(Beginning of Excerpted data)

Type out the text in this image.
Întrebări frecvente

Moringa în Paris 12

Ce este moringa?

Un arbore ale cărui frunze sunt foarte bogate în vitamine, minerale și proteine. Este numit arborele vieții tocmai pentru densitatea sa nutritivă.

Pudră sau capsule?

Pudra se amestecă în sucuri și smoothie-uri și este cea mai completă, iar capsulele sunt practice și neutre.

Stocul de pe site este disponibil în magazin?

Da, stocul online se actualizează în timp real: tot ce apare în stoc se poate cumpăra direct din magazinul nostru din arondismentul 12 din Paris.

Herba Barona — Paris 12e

(End of Excerpted data)

Task item => Reproduce every record word for word.

Task result =>
Type out the text in this image.
Întrebări frecvente

Moringa în Paris 12

Ce este moringa?

Un arbore ale cărui frunze sunt foarte bogate în vitamine, minerale și proteine. Este numit arborele vieții tocmai pentru densitatea sa nutritivă.

Pudră sau capsule?

Pudra se amestecă în sucuri și smoothie-uri și este cea mai completă, iar capsulele sunt practice și neutre.

Stocul de pe site este disponibil în magazin?

Da, stocul online se actualizează în timp real: tot ce apare în stoc se poate cumpăra direct din magazinul nostru din arondismentul 12 din Paris.

Herba Barona — Paris 12e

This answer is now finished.